----- Stored rows -----

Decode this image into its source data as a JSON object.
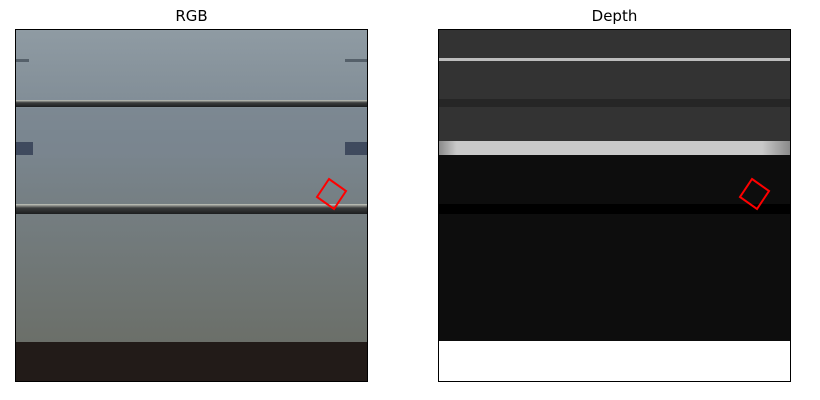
{
  "panels": {
    "rgb": {
      "title": "RGB"
    },
    "depth": {
      "title": "Depth"
    }
  },
  "colors": {
    "marker": "#ff0000",
    "rgb_wall_top": "#8d99a1",
    "rgb_wall_bottom": "#6d706b",
    "rgb_floor": "#221b18",
    "depth_far": "#333333",
    "depth_near": "#0d0d0d",
    "depth_floor": "#ffffff"
  },
  "marker": {
    "shape": "rotated-square",
    "color": "red"
  }
}
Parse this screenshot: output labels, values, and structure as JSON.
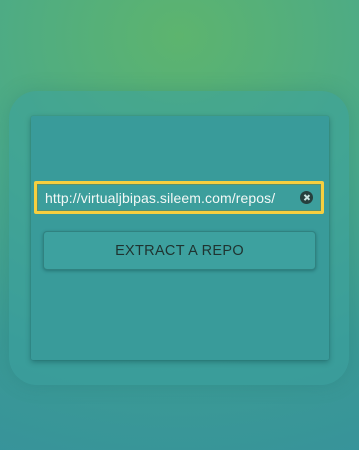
{
  "form": {
    "url_value": "http://virtualjbipas.sileem.com/repos/",
    "clear_icon": "clear-icon",
    "extract_label": "EXTRACT A REPO"
  },
  "colors": {
    "background_top": "#5db46e",
    "background_bottom": "#37939a",
    "card": "#399b9a",
    "input_focus_border": "#f6cf3f",
    "button_text": "#1f3330"
  }
}
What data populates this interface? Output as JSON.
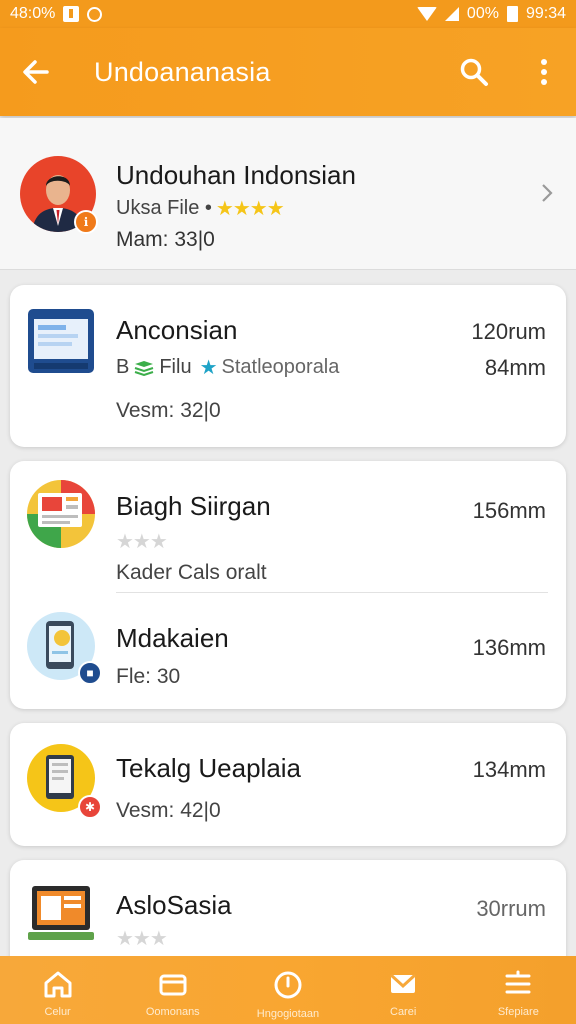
{
  "status_bar": {
    "left_text": "48:0%",
    "right_percent": "00%",
    "time": "99:34"
  },
  "app_bar": {
    "title": "Undoananasia",
    "back_icon": "arrow-left-icon",
    "search_icon": "search-icon",
    "more_icon": "more-vert-icon"
  },
  "featured": {
    "title": "Undouhan Indonsian",
    "subtitle": "Uksa File •",
    "rating_stars": "★★★★",
    "meta": "Mam: 33|0",
    "badge_color": "#f07a1a"
  },
  "cards": [
    {
      "items": [
        {
          "title": "Anconsian",
          "size": "120rum",
          "sub_prefix": "B",
          "sub_file": "Filu",
          "sub_star": "★",
          "sub_text": "Statleoporala",
          "sub_size": "84mm",
          "meta": "Vesm: 32|0"
        }
      ]
    },
    {
      "items": [
        {
          "title": "Biagh Siirgan",
          "size": "156mm",
          "stars": "★★★",
          "meta": "Kader Cals oralt"
        },
        {
          "title": "Mdakaien",
          "size": "136mm",
          "meta": "Fle: 30"
        }
      ]
    },
    {
      "items": [
        {
          "title": "Tekalg Ueaplaia",
          "size": "134mm",
          "meta": "Vesm: 42|0"
        }
      ]
    },
    {
      "items": [
        {
          "title": "AsloSasia",
          "size": "30rrum",
          "stars": "★★★"
        }
      ]
    }
  ],
  "bottom_nav": [
    {
      "label": "Celur",
      "icon": "home-icon"
    },
    {
      "label": "Oomonans",
      "icon": "folder-icon"
    },
    {
      "label": "Hngogiotaan",
      "icon": "clock-icon"
    },
    {
      "label": "Carei",
      "icon": "mail-icon"
    },
    {
      "label": "Sfepiare",
      "icon": "menu-icon"
    }
  ],
  "colors": {
    "accent": "#f59b1d",
    "star": "#f5c518",
    "background": "#ececec"
  }
}
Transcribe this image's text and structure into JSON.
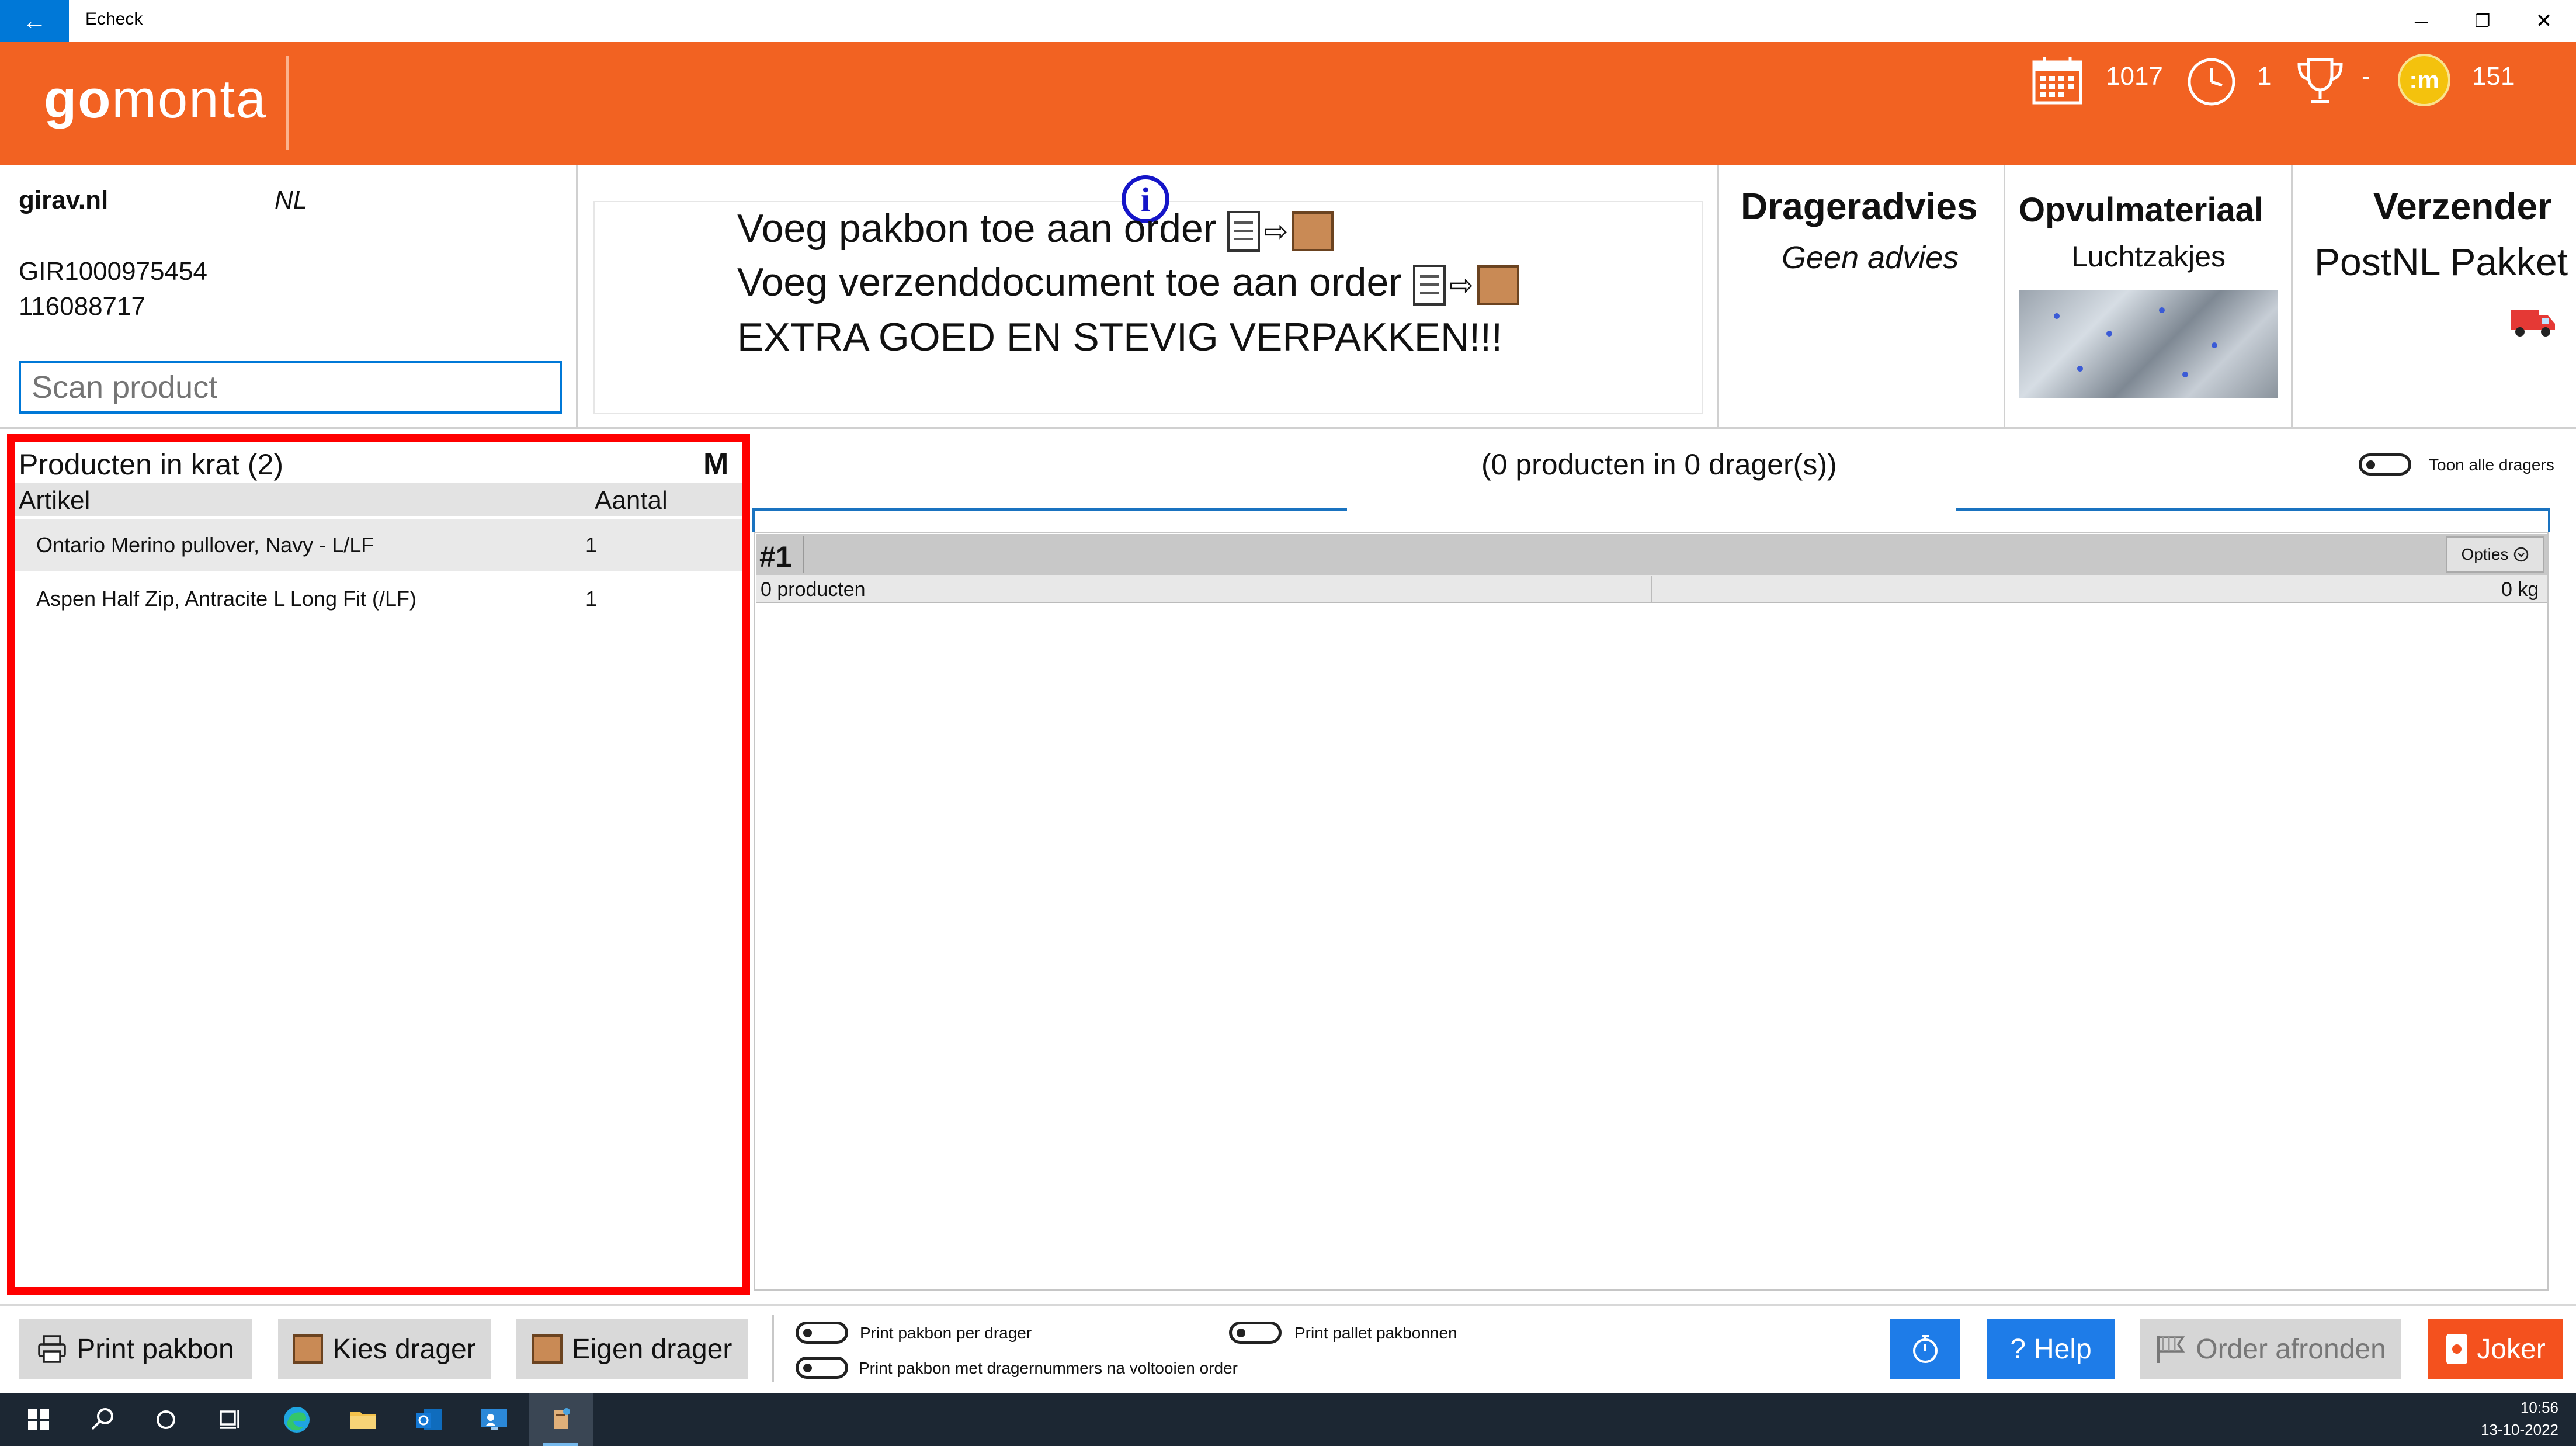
{
  "window": {
    "title": "Echeck",
    "back_icon": "←",
    "minimize_icon": "–",
    "restore_icon": "❐",
    "close_icon": "✕"
  },
  "header": {
    "logo_go": "go",
    "logo_monta": "monta",
    "stats": {
      "calendar_value": "1017",
      "clock_value": "1",
      "trophy_value": "-",
      "coin_label": ":m",
      "coin_value": "151"
    },
    "colors": {
      "header_bg": "#f26222",
      "accent_blue": "#0078d7",
      "highlight_red": "#ff0000"
    }
  },
  "order": {
    "shop": "girav.nl",
    "country": "NL",
    "order_number": "GIR1000975454",
    "reference": "116088717",
    "scan_placeholder": "Scan product"
  },
  "instructions": {
    "info_icon": "i",
    "line1": "Voeg pakbon toe aan order",
    "line2": "Voeg verzenddocument toe aan order",
    "line3": "EXTRA GOED EN STEVIG VERPAKKEN!!!",
    "arrow": "⇨"
  },
  "advice": {
    "drager_title": "Drageradvies",
    "drager_value": "Geen advies",
    "opvul_title": "Opvulmateriaal",
    "opvul_value": "Luchtzakjes",
    "verzender_title": "Verzender",
    "verzender_value": "PostNL Pakket"
  },
  "krat": {
    "title": "Producten in krat (2)",
    "size": "M",
    "col_artikel": "Artikel",
    "col_aantal": "Aantal",
    "rows": [
      {
        "artikel": "Ontario Merino pullover, Navy - L/LF",
        "aantal": "1"
      },
      {
        "artikel": "Aspen Half Zip, Antracite L Long Fit (/LF)",
        "aantal": "1"
      }
    ]
  },
  "carriers": {
    "summary": "(0 producten in 0 drager(s))",
    "toggle_all_label": "Toon alle dragers",
    "carrier_id": "#1",
    "opties_label": "Opties",
    "products_label": "0 producten",
    "weight_label": "0 kg"
  },
  "bottom": {
    "print_pakbon": "Print pakbon",
    "kies_drager": "Kies drager",
    "eigen_drager": "Eigen drager",
    "toggle_per_drager": "Print pakbon per drager",
    "toggle_dragernummers": "Print pakbon met dragernummers na voltooien order",
    "toggle_pallet": "Print pallet pakbonnen",
    "help": "Help",
    "help_icon": "?",
    "order_afronden": "Order afronden",
    "joker": "Joker"
  },
  "taskbar": {
    "start_icon": "windows-start-icon",
    "time": "10:56",
    "date": "13-10-2022"
  }
}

-----

• **To do**:
Each line in the records above should be reproduced exactly; images are not copied.

• **Answer for this exercise**:
Decode this image into its source data as a JSON object.
{
  "panels": {
    "rgb": {
      "title": "RGB"
    },
    "depth": {
      "title": "Depth"
    }
  },
  "colors": {
    "marker": "#ff0000",
    "rgb_wall_top": "#8d99a1",
    "rgb_wall_bottom": "#6d706b",
    "rgb_floor": "#221b18",
    "depth_far": "#333333",
    "depth_near": "#0d0d0d",
    "depth_floor": "#ffffff"
  },
  "marker": {
    "shape": "rotated-square",
    "color": "red"
  }
}
Parse this screenshot: output labels, values, and structure as JSON.
{
  "form": {
    "url_value": "http://virtualjbipas.sileem.com/repos/",
    "clear_icon": "clear-icon",
    "extract_label": "EXTRACT A REPO"
  },
  "colors": {
    "background_top": "#5db46e",
    "background_bottom": "#37939a",
    "card": "#399b9a",
    "input_focus_border": "#f6cf3f",
    "button_text": "#1f3330"
  }
}
What data populates this interface? Output as JSON.
{
  "status_bar": {
    "left_text": "48:0%",
    "right_percent": "00%",
    "time": "99:34"
  },
  "app_bar": {
    "title": "Undoananasia",
    "back_icon": "arrow-left-icon",
    "search_icon": "search-icon",
    "more_icon": "more-vert-icon"
  },
  "featured": {
    "title": "Undouhan Indonsian",
    "subtitle": "Uksa File •",
    "rating_stars": "★★★★",
    "meta": "Mam: 33|0",
    "badge_color": "#f07a1a"
  },
  "cards": [
    {
      "items": [
        {
          "title": "Anconsian",
          "size": "120rum",
          "sub_prefix": "B",
          "sub_file": "Filu",
          "sub_star": "★",
          "sub_text": "Statleoporala",
          "sub_size": "84mm",
          "meta": "Vesm: 32|0"
        }
      ]
    },
    {
      "items": [
        {
          "title": "Biagh Siirgan",
          "size": "156mm",
          "stars": "★★★",
          "meta": "Kader Cals oralt"
        },
        {
          "title": "Mdakaien",
          "size": "136mm",
          "meta": "Fle: 30"
        }
      ]
    },
    {
      "items": [
        {
          "title": "Tekalg Ueaplaia",
          "size": "134mm",
          "meta": "Vesm: 42|0"
        }
      ]
    },
    {
      "items": [
        {
          "title": "AsloSasia",
          "size": "30rrum",
          "stars": "★★★"
        }
      ]
    }
  ],
  "bottom_nav": [
    {
      "label": "Celur",
      "icon": "home-icon"
    },
    {
      "label": "Oomonans",
      "icon": "folder-icon"
    },
    {
      "label": "Hngogiotaan",
      "icon": "clock-icon"
    },
    {
      "label": "Carei",
      "icon": "mail-icon"
    },
    {
      "label": "Sfepiare",
      "icon": "menu-icon"
    }
  ],
  "colors": {
    "accent": "#f59b1d",
    "star": "#f5c518",
    "background": "#ececec"
  }
}
Transcribe this image's text and structure into JSON.
{
  "window": {
    "title": "Echeck",
    "back_icon": "←",
    "minimize_icon": "–",
    "restore_icon": "❐",
    "close_icon": "✕"
  },
  "header": {
    "logo_go": "go",
    "logo_monta": "monta",
    "stats": {
      "calendar_value": "1017",
      "clock_value": "1",
      "trophy_value": "-",
      "coin_label": ":m",
      "coin_value": "151"
    },
    "colors": {
      "header_bg": "#f26222",
      "accent_blue": "#0078d7",
      "highlight_red": "#ff0000"
    }
  },
  "order": {
    "shop": "girav.nl",
    "country": "NL",
    "order_number": "GIR1000975454",
    "reference": "116088717",
    "scan_placeholder": "Scan product"
  },
  "instructions": {
    "info_icon": "i",
    "line1": "Voeg pakbon toe aan order",
    "line2": "Voeg verzenddocument toe aan order",
    "line3": "EXTRA GOED EN STEVIG VERPAKKEN!!!",
    "arrow": "⇨"
  },
  "advice": {
    "drager_title": "Drageradvies",
    "drager_value": "Geen advies",
    "opvul_title": "Opvulmateriaal",
    "opvul_value": "Luchtzakjes",
    "verzender_title": "Verzender",
    "verzender_value": "PostNL Pakket"
  },
  "krat": {
    "title": "Producten in krat (2)",
    "size": "M",
    "col_artikel": "Artikel",
    "col_aantal": "Aantal",
    "rows": [
      {
        "artikel": "Ontario Merino pullover, Navy - L/LF",
        "aantal": "1"
      },
      {
        "artikel": "Aspen Half Zip, Antracite L Long Fit (/LF)",
        "aantal": "1"
      }
    ]
  },
  "carriers": {
    "summary": "(0 producten in 0 drager(s))",
    "toggle_all_label": "Toon alle dragers",
    "carrier_id": "#1",
    "opties_label": "Opties",
    "products_label": "0 producten",
    "weight_label": "0 kg"
  },
  "bottom": {
    "print_pakbon": "Print pakbon",
    "kies_drager": "Kies drager",
    "eigen_drager": "Eigen drager",
    "toggle_per_drager": "Print pakbon per drager",
    "toggle_dragernummers": "Print pakbon met dragernummers na voltooien order",
    "toggle_pallet": "Print pallet pakbonnen",
    "help": "Help",
    "help_icon": "?",
    "order_afronden": "Order afronden",
    "joker": "Joker"
  },
  "taskbar": {
    "start_icon": "windows-start-icon",
    "time": "10:56",
    "date": "13-10-2022"
  }
}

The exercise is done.